ACTION ITEM:
Answer these questions from the Lithoxancistrus article below:
(a) Which species is given as the type species of the genus?
(b) With which genus was Lithoxancistrus later synonymized?
(c) In what year was it revalidated as a genus?

::: EXERCISE TEXT :::

Lithoxancistrus

Scientific classification
- Kingdom: Animalia
- Phylum: Chordata
- Class: Actinopterygii
- Order: Siluriformes
- Family: Loricariidae
- Subfamily: Hypostominae
- Genus: Lithoxancistrus Isbrücker, Nijssen & Cala, 1988
- Type species: Lithoxancistrus orinoco Isbrücker, Nijssen & Cala, 1988

= Lithoxancistrus =

Genus of fishes

Lithoxancistrus is a genus of freshwater ray-finned fish belonging to the family Loricariidae, the suckermouth armoured catfishes, and the subfamily Hypostominae, the suckermouth catfishes. The catfishes in this genus are found in South America.

==Species==
There are currently two recognized species in this genus:

- Lithoxancistrus orinoco Isbrücker, Nijssen & Cala, 1988
- Lithoxancistrus yekuana (Lujan, Armbruster & Sabaj Pérez, 2007)

==Taxonomy==
Lithoxancistrus was erected in 1988, but was later synonymized with Pseudancistrus. It was revalidated as a genus in 2012. Some authorities regard this genus as being within the tribe Ancistrini of the subfamily Hypostominae, but Eschmeyer's Catalog of Fishes does not recognise tribes within the subfamily Hypostominae.

::: DATA FOR REVIEW :::

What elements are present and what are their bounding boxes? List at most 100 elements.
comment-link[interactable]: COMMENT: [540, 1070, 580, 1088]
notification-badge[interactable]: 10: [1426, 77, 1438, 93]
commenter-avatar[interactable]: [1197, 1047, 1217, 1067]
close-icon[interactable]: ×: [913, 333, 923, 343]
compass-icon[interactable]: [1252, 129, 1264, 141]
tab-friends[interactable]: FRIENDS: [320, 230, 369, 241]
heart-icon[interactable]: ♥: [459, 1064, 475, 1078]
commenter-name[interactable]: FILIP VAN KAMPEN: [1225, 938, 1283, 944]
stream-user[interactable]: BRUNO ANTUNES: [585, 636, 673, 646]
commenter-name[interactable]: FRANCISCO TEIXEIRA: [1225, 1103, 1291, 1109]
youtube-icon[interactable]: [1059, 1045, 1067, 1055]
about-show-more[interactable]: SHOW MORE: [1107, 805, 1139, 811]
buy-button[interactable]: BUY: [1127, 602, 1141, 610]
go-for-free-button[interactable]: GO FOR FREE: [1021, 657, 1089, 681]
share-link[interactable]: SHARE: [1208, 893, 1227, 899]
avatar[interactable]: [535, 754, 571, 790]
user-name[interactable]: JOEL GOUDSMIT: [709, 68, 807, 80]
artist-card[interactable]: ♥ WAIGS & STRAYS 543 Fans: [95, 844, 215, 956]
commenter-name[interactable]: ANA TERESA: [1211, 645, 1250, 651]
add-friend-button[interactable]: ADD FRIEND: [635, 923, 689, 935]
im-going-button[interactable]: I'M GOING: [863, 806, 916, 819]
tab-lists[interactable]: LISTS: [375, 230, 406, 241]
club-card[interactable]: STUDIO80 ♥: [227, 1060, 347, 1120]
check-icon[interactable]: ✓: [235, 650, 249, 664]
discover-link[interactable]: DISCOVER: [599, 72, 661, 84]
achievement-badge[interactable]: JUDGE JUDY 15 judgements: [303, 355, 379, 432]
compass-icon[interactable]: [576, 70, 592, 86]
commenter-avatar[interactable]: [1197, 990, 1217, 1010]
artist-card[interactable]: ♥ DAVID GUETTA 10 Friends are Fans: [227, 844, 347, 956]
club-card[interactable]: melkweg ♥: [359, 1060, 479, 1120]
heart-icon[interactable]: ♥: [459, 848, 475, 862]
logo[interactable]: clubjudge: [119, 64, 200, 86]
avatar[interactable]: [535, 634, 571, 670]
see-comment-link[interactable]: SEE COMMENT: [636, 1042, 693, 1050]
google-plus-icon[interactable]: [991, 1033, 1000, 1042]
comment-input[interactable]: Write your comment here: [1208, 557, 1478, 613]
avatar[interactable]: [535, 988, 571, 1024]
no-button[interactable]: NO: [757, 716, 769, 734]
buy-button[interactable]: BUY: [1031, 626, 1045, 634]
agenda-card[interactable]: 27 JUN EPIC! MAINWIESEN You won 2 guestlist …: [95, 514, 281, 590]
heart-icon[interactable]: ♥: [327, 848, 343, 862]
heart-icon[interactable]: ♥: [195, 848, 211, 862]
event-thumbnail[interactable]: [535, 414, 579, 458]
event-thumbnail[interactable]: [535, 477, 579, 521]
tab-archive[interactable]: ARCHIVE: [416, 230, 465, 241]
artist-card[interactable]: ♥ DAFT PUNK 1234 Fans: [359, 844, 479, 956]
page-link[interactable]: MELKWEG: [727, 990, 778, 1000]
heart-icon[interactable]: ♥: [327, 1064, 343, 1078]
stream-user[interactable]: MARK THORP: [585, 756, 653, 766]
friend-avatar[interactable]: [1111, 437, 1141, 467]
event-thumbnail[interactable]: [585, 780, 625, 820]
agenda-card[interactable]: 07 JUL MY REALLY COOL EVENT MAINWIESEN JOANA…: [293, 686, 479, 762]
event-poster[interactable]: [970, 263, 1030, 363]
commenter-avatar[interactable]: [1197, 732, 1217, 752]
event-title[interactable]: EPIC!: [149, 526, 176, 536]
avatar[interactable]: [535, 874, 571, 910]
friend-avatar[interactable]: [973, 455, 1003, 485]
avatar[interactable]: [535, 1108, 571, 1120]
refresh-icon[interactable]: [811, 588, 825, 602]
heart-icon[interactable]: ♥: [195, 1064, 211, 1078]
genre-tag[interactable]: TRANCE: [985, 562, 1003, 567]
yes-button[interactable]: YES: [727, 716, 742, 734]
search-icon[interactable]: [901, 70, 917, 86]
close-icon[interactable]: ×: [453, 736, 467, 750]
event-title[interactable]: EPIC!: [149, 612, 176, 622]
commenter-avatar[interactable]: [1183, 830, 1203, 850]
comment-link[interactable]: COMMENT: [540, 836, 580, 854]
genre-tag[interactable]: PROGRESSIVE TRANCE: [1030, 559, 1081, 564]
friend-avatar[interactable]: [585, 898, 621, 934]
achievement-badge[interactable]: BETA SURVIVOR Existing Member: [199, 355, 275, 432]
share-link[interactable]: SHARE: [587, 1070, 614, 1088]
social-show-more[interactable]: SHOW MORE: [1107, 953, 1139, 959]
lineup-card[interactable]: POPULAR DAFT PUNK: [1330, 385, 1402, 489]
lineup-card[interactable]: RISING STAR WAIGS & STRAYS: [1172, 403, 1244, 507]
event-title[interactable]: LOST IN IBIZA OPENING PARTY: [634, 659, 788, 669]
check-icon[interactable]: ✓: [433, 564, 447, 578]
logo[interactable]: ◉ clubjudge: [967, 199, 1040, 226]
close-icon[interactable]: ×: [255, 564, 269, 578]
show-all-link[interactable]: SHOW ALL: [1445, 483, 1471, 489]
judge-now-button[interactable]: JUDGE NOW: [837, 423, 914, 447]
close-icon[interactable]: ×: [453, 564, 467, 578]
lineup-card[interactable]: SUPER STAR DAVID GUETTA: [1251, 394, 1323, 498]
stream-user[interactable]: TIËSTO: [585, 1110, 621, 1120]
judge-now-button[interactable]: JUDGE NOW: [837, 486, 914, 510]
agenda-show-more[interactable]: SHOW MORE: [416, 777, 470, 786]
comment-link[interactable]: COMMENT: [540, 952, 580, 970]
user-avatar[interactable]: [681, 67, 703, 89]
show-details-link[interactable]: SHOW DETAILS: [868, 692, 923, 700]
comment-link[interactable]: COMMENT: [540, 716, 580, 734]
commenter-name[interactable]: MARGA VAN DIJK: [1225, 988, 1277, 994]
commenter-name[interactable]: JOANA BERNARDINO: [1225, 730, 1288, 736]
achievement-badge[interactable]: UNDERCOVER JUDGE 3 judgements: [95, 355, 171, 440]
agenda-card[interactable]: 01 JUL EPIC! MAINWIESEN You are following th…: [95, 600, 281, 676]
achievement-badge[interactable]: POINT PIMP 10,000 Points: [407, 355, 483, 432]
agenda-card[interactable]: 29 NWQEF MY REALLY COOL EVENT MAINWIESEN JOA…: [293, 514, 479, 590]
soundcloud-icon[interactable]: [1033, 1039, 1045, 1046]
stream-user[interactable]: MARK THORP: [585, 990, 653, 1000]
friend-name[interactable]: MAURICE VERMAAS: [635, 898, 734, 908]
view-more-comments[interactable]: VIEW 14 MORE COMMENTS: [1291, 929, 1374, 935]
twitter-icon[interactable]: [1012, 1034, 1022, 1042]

:::

OUTPUT OF THE EXERCISE:
(a) Lithoxancistrus orinoco
(b) Pseudancistrus
(c) 2012